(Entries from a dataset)

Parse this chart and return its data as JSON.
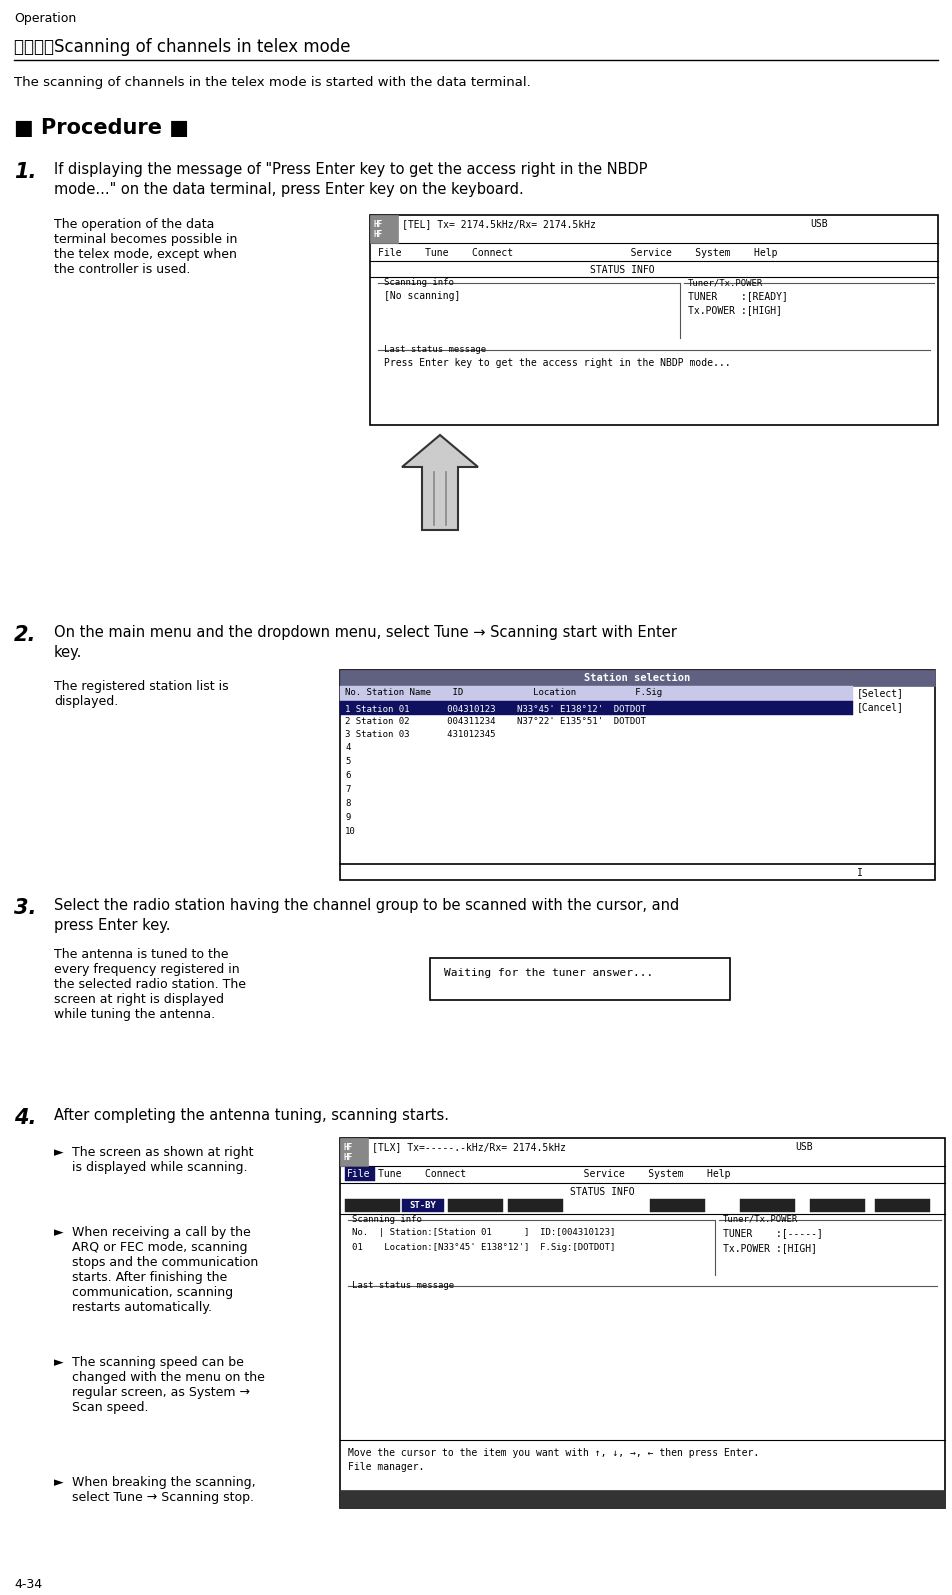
{
  "page_label": "Operation",
  "section_title": "（２）　Scanning of channels in telex mode",
  "intro_text": "The scanning of channels in the telex mode is started with the data terminal.",
  "procedure_label": "■ Procedure ■",
  "step1_text_line1": "If displaying the message of \"Press Enter key to get the access right in the NBDP",
  "step1_text_line2": "mode...\" on the data terminal, press Enter key on the keyboard.",
  "step1_note": "The operation of the data\nterminal becomes possible in\nthe telex mode, except when\nthe controller is used.",
  "step1_sc_title": "[TEL] Tx= 2174.5kHz/Rx= 2174.5kHz",
  "step1_sc_usb": "USB",
  "step1_sc_menu": "File    Tune    Connect                    Service    System    Help",
  "step1_sc_status": "STATUS INFO",
  "step1_sc_scan_label": "Scanning info",
  "step1_sc_scan_val": "[No scanning]",
  "step1_sc_tuner_label": "Tuner/Tx.POWER",
  "step1_sc_tuner1": "TUNER    :[READY]",
  "step1_sc_tuner2": "Tx.POWER :[HIGH]",
  "step1_sc_last_label": "Last status message",
  "step1_sc_last_val": "Press Enter key to get the access right in the NBDP mode...",
  "step2_text_line1": "On the main menu and the dropdown menu, select Tune → Scanning start with Enter",
  "step2_text_line2": "key.",
  "step2_note": "The registered station list is\ndisplayed.",
  "step2_sc_title": "Station selection",
  "step2_sc_hdr": "No. Station Name    ID             Location           F.Sig",
  "step2_sc_r1": "1 Station 01       004310123    N33°45' E138°12'  DOTDOT",
  "step2_sc_r2": "2 Station 02       004311234    N37°22' E135°51'  DOTDOT",
  "step2_sc_r3": "3 Station 03       431012345",
  "step2_sc_btns": [
    "[Select]",
    "[Cancel]"
  ],
  "step3_text_line1": "Select the radio station having the channel group to be scanned with the cursor, and",
  "step3_text_line2": "press Enter key.",
  "step3_note": "The antenna is tuned to the\nevery frequency registered in\nthe selected radio station. The\nscreen at right is displayed\nwhile tuning the antenna.",
  "step3_sc_text": "Waiting for the tuner answer...",
  "step4_text": "After completing the antenna tuning, scanning starts.",
  "step4_bullets": [
    "The screen as shown at right\nis displayed while scanning.",
    "When receiving a call by the\nARQ or FEC mode, scanning\nstops and the communication\nstarts. After finishing the\ncommunication, scanning\nrestarts automatically.",
    "The scanning speed can be\nchanged with the menu on the\nregular screen, as System →\nScan speed.",
    "When breaking the scanning,\nselect Tune → Scanning stop."
  ],
  "step4_sc_title": "[TLX] Tx=-----.-kHz/Rx= 2174.5kHz",
  "step4_sc_usb": "USB",
  "step4_sc_menu": "Tune    Connect                    Service    System    Help",
  "step4_sc_status": "STATUS INFO",
  "step4_sc_stby": "ST-BY",
  "step4_sc_scan_label": "Scanning info",
  "step4_sc_tuner_label": "Tuner/Tx.POWER",
  "step4_sc_row1a": "No.  | Station:[Station 01      ]  ID:[004310123]",
  "step4_sc_tuner1": "TUNER    :[-----]",
  "step4_sc_row2a": "01    Location:[N33°45' E138°12']  F.Sig:[DOTDOT]",
  "step4_sc_tuner2": "Tx.POWER :[HIGH]",
  "step4_sc_last_label": "Last status message",
  "step4_sc_bot1": "Move the cursor to the item you want with ↑, ↓, →, ← then press Enter.",
  "step4_sc_bot2": "File manager.",
  "page_number": "4-34"
}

§ **What the task asks**: Copy every line of the data exactly as written, excluding the pictures.

§ **Output below**:
Parse this chart and return its data as JSON.
{
  "page_label": "Operation",
  "section_title": "（２）　Scanning of channels in telex mode",
  "intro_text": "The scanning of channels in the telex mode is started with the data terminal.",
  "procedure_label": "■ Procedure ■",
  "step1_text_line1": "If displaying the message of \"Press Enter key to get the access right in the NBDP",
  "step1_text_line2": "mode...\" on the data terminal, press Enter key on the keyboard.",
  "step1_note": "The operation of the data\nterminal becomes possible in\nthe telex mode, except when\nthe controller is used.",
  "step1_sc_title": "[TEL] Tx= 2174.5kHz/Rx= 2174.5kHz",
  "step1_sc_usb": "USB",
  "step1_sc_menu": "File    Tune    Connect                    Service    System    Help",
  "step1_sc_status": "STATUS INFO",
  "step1_sc_scan_label": "Scanning info",
  "step1_sc_scan_val": "[No scanning]",
  "step1_sc_tuner_label": "Tuner/Tx.POWER",
  "step1_sc_tuner1": "TUNER    :[READY]",
  "step1_sc_tuner2": "Tx.POWER :[HIGH]",
  "step1_sc_last_label": "Last status message",
  "step1_sc_last_val": "Press Enter key to get the access right in the NBDP mode...",
  "step2_text_line1": "On the main menu and the dropdown menu, select Tune → Scanning start with Enter",
  "step2_text_line2": "key.",
  "step2_note": "The registered station list is\ndisplayed.",
  "step2_sc_title": "Station selection",
  "step2_sc_hdr": "No. Station Name    ID             Location           F.Sig",
  "step2_sc_r1": "1 Station 01       004310123    N33°45' E138°12'  DOTDOT",
  "step2_sc_r2": "2 Station 02       004311234    N37°22' E135°51'  DOTDOT",
  "step2_sc_r3": "3 Station 03       431012345",
  "step2_sc_btns": [
    "[Select]",
    "[Cancel]"
  ],
  "step3_text_line1": "Select the radio station having the channel group to be scanned with the cursor, and",
  "step3_text_line2": "press Enter key.",
  "step3_note": "The antenna is tuned to the\nevery frequency registered in\nthe selected radio station. The\nscreen at right is displayed\nwhile tuning the antenna.",
  "step3_sc_text": "Waiting for the tuner answer...",
  "step4_text": "After completing the antenna tuning, scanning starts.",
  "step4_bullets": [
    "The screen as shown at right\nis displayed while scanning.",
    "When receiving a call by the\nARQ or FEC mode, scanning\nstops and the communication\nstarts. After finishing the\ncommunication, scanning\nrestarts automatically.",
    "The scanning speed can be\nchanged with the menu on the\nregular screen, as System →\nScan speed.",
    "When breaking the scanning,\nselect Tune → Scanning stop."
  ],
  "step4_sc_title": "[TLX] Tx=-----.-kHz/Rx= 2174.5kHz",
  "step4_sc_usb": "USB",
  "step4_sc_menu": "Tune    Connect                    Service    System    Help",
  "step4_sc_status": "STATUS INFO",
  "step4_sc_stby": "ST-BY",
  "step4_sc_scan_label": "Scanning info",
  "step4_sc_tuner_label": "Tuner/Tx.POWER",
  "step4_sc_row1a": "No.  | Station:[Station 01      ]  ID:[004310123]",
  "step4_sc_tuner1": "TUNER    :[-----]",
  "step4_sc_row2a": "01    Location:[N33°45' E138°12']  F.Sig:[DOTDOT]",
  "step4_sc_tuner2": "Tx.POWER :[HIGH]",
  "step4_sc_last_label": "Last status message",
  "step4_sc_bot1": "Move the cursor to the item you want with ↑, ↓, →, ← then press Enter.",
  "step4_sc_bot2": "File manager.",
  "page_number": "4-34"
}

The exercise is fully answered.